[RFC v2] Wayland presentation extension (video protocol)

Pekka Paalanen ppaalanen at gmail.com
Fri Feb 21 00:36:37 PST 2014


On Fri, 21 Feb 2014 06:40:02 +0100
Mario Kleiner <mario.kleiner.de at gmail.com> wrote:

> On 20/02/14 12:07, Pekka Paalanen wrote:
> > Hi Mario,
> >
> 
> Ok, now i am magically subscribed. Thanks to the moderator!

Cool, I can start trimming out parts of the email. :-)

> > I have replies to your comments below, but while reading what you said,
> > I started wondering whether Wayland would be good for you after all.
> >
> > It seems that your timing sensitive experiment programs and you and
> > your developers use a great deal of effort into
> > - detecting the hardware and drivers,
> > - determining how the display server works, so that you can
> > - try to make it do exactly what you want, and
> > - detect if it still does not do exactly like you want it and bail,
> >    while also
> > - trying to make sure you get the right timing feedback from the kernel
> >    unmangled.
> >
> 
> Yes. It's "trust buf verify". If i know that the api / protocol is well 
> defined and suitable for my purpose and have verified that at least the 
> reference compositor implements the protocol correctly then i can at 
> least hope that all other compositors are also implemented correctly, so 
> stuff should work as expected. And i can verify that at least some 
> subset of compositors really works, and try to submit bug reports or 
> patches if they don't.

I don't think we can make the Wayland protocol definition strict enough
that you could just rely on other compositors implementing it the same
way as Weston. We don't really want to restrict the implementations too
much with generic protocol interfaces. Therefore I think you will need
to test and validate not only every compositor, but possibly also their
different releases.

Adding something special and optional for compositors to implement,
with very strict implementation requirements would be possible, but
with the caveat of not everyone implementing it.

> > Sounds like the display server is a huge source of problems to you, but
> > I am not quite sure how running on top a display server benefits you.
> > Your experiment programs want to be in precise control, get accurate
> > timings, and they are always fullscreen. Your users / test subjects
> > never switch away from the program while it's running, you don't need
> > windowing or multi-tasking, AFAIU, nor any of the application
> > interoperability features that are the primary features of a display
> > server.
> >
> 
> They are fullscreen and timing sensitive in probably 95% of all typical 
> application cases during actual "production use" while experiments are 
> run. But some applications need the toolkit to present in regular 
> windows and GUI thingys, a few even need compositing to combine my 
> windows with windows of other apps. Some setups run multi-display, where 
> some displays are used for fullscreen stimulus presentation to the 
> tested person, but another display may be used for control/feedback or 
> during debugging by the experimenter, in which case the regular desktop 
> GUI and UI of the scripting environment is needed on that display. One 
> popular case during debugging is having a half-transparent fullscreen 
> window for stimulus presentation, but behind that window the whole 
> regular GUI with the code editor and debugger in the background, so one 
> can set breakpoints etc. - The window is made transparent for mouse and 
> keyboard input, so users can interact with the editor.

Work to do:
- 1) Please extract the passage of the Wayland email from "I don't think" to "server benefits you.".
- 2) Extend the Wayland email past its final sentence.
The data that comes next is separate from the Wayland email.

Source material:
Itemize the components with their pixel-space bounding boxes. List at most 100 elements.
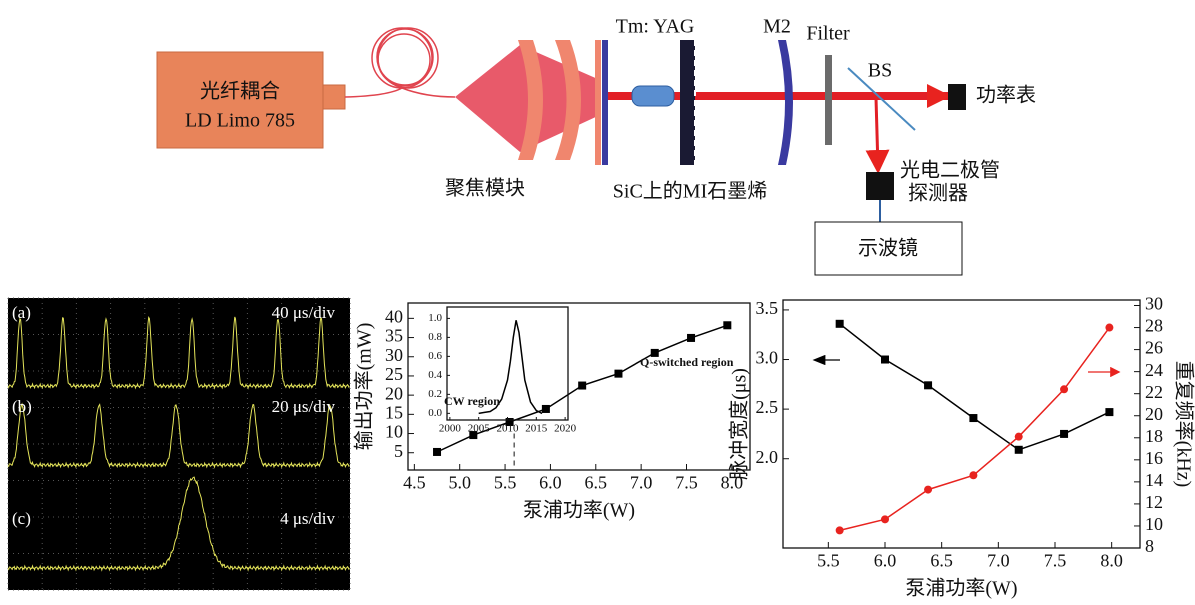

Results for the exercise:
- 1)
I don't think we can make the Wayland protocol definition strict enough
that you could just rely on other compositors implementing it the same
way as Weston. We don't really want to restrict the implementations too
much with generic protocol interfaces. Therefore I think you will need
to test and validate not only every compositor, but possibly also their
different releases.

Adding something special and optional for compositors to implement,
with very strict implementation requirements would be possible, but
with the caveat of not everyone implementing it.

> > Sounds like the display server is a huge source of problems to you, but
> > I am not quite sure how running on top a display server benefits you.

- 2)
> 
> So in most cases i need a display server running, because i sometimes 
> need compositing and i often need a fully functional GUI during at the 
> at least 50% of the work time where users are debugging and testing 
> their code and also don't want to be separated from their e-mail clients 
> and web browsers etc. during that time.

You could have your desktop session on a different VT than the
experiment program, and switch between. Or have multiple outputs, some
dedicated for the experiment, others for the desktop. The same for
input devices.

Or if your infrastructure allows, have X11, Wayland, and direct DRM/KMS
backends choosable at runtime.

But yes, it starts getting complicated.

> > Why not take the display server completely out of the equation?
> >
> > I understand that some years ago, it would probably not have been
> > feasible and X11 was the de facto interface to do any graphics.
> >
> > However, it seems you are already married to DRM/KMS so that you get
> > accurate timing feedback, so why not port your experiment programs
> > (the framework) directly on top of DRM/KMS instead of Wayland?
> >
> 
> Yes and no. DRM/KMS will be the most often used one and is the best bet 
> if i need timing control and it's the one i'm most familiar with. I also 
> want to keep the option of running on other backends if timing is not of 
> much importance, or if it can be improved on them, should the need arise.
> 
> > With Mesa EGL and GBM, you can still use hardware accelerated openGL if
> > you want to, but you will also be in explicit control of when you
> > push that rendered buffer into KMS for display. Software rendering by
> > direct pixel poking is also possible and at the end you just push that
> > buffer to KMS as usual too. You do not need any graphics card specific
> > code, it is all abstracted in the public APIs offered by Mesa and
> > libdrm, e.g. GBM. The new libinput should make hooking into input
> > devices much less painful, etc. All this thanks to Wayland, because on
> > Wayland, there is no single "the server" like the X.org X server is.
> > There will be lots of servers and each one needs the same
> > infrastructure you would need to run without a display server.
> >
> > No display server obfuscating your view to the hardware, no
> > compositing manager fiddling with your presentation, and most likely no
> > random programs hogging the GPU at random times. Would the trade-off
> > not be worth it?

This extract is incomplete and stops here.